--- start Provided records ---

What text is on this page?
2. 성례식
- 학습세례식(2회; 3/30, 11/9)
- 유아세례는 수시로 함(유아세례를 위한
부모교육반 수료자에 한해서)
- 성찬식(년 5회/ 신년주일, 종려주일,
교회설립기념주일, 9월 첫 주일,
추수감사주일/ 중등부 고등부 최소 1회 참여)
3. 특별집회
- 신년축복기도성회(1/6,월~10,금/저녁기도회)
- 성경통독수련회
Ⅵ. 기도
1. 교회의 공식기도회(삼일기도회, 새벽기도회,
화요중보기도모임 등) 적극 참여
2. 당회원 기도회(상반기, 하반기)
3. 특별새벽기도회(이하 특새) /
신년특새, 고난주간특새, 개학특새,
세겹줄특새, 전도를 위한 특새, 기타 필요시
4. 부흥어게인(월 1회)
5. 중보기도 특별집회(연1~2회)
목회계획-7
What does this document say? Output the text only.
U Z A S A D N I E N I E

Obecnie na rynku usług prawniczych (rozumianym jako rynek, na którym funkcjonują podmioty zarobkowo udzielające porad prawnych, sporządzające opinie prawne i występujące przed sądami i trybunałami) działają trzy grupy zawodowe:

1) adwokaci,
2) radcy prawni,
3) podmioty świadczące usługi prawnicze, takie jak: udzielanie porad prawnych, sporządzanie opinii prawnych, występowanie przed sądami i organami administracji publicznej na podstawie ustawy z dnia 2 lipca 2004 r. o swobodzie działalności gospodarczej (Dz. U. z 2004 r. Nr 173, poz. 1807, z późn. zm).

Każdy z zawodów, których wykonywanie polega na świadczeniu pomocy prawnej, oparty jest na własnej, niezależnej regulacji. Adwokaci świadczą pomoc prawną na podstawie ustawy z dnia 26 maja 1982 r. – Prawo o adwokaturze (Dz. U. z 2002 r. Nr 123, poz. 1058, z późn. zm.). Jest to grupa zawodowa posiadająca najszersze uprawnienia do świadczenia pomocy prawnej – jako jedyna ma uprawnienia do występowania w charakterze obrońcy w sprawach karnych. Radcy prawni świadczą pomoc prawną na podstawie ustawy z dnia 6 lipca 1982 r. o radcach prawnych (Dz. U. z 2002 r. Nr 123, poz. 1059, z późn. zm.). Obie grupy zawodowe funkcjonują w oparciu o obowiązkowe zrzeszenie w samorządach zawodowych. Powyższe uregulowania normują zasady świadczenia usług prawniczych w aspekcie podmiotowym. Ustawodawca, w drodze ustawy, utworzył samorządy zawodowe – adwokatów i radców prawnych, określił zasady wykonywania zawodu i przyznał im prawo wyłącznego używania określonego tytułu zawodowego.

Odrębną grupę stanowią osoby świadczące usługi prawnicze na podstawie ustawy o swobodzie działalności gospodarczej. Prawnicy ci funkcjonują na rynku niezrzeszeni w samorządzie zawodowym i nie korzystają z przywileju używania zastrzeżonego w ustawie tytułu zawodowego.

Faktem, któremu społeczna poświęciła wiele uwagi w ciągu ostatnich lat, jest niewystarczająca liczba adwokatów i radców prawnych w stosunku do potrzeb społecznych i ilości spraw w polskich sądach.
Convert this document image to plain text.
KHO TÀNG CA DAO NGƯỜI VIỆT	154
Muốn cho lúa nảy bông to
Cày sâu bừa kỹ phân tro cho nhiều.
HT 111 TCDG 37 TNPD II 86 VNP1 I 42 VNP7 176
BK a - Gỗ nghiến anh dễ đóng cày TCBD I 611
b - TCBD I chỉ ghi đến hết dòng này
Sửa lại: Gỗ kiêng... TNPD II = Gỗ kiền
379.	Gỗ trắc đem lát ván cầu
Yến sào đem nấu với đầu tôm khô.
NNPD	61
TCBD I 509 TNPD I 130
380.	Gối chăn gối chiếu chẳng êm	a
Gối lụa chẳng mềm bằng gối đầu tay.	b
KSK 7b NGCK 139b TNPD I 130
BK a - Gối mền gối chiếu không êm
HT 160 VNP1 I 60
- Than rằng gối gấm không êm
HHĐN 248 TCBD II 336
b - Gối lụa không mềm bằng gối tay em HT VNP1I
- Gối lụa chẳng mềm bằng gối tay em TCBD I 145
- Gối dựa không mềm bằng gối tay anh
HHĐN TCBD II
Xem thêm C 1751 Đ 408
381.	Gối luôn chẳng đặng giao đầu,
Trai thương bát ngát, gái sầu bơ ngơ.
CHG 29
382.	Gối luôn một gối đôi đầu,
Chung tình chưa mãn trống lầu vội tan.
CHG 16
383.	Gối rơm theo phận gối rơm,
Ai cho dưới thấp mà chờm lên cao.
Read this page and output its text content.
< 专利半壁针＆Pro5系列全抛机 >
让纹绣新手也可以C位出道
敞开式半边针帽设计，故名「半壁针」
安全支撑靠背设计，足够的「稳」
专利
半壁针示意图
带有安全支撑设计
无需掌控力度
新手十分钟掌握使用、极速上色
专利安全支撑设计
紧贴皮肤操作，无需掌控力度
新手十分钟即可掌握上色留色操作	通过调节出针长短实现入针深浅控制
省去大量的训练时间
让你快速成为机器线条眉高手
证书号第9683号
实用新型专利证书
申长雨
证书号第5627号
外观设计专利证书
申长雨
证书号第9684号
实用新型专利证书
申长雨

--- end Provided records ---

Copy out every line from the data above that has "porad" in it.

Finished answer
Obecnie na rynku usług prawniczych (rozumianym jako rynek, na którym funkcjonują podmioty zarobkowo udzielające porad prawnych, sporządzające opinie prawne i występujące przed sądami i trybunałami) działają trzy grupy zawodowe:
3) podmioty świadczące usługi prawnicze, takie jak: udzielanie porad prawnych, sporządzanie opinii prawnych, występowanie przed sądami i organami administracji publicznej na podstawie ustawy z dnia 2 lipca 2004 r. o swobodzie działalności gospodarczej (Dz. U. z 2004 r. Nr 173, poz. 1807, z późn. zm).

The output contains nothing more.